Every line that contains the word "организациям" should be copied out.

====

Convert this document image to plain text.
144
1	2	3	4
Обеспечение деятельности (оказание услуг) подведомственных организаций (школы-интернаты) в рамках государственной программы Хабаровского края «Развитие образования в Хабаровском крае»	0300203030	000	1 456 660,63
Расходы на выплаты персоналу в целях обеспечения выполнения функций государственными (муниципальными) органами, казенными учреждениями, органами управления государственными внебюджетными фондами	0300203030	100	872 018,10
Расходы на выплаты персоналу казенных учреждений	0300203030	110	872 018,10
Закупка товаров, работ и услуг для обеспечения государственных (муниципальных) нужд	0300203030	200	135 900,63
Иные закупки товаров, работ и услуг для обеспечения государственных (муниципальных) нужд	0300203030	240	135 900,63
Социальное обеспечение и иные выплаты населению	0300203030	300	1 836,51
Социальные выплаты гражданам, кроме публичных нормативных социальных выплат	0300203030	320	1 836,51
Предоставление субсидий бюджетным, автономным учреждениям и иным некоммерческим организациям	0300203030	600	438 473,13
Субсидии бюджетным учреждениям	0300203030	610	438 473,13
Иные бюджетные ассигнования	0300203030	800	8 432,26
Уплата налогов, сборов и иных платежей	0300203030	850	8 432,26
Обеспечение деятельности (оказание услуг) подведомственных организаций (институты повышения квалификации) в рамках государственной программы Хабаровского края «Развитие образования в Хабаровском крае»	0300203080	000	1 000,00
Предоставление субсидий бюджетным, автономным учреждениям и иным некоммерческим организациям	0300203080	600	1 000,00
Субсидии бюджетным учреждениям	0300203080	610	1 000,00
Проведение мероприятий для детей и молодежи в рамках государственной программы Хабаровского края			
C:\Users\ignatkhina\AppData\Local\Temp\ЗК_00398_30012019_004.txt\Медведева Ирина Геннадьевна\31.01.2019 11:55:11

====

Finished task:
Предоставление субсидий бюджетным, автономным учреждениям и иным некоммерческим организациям	0300203030	600	438 473,13
Предоставление субсидий бюджетным, автономным учреждениям и иным некоммерческим организациям	0300203080	600	1 000,00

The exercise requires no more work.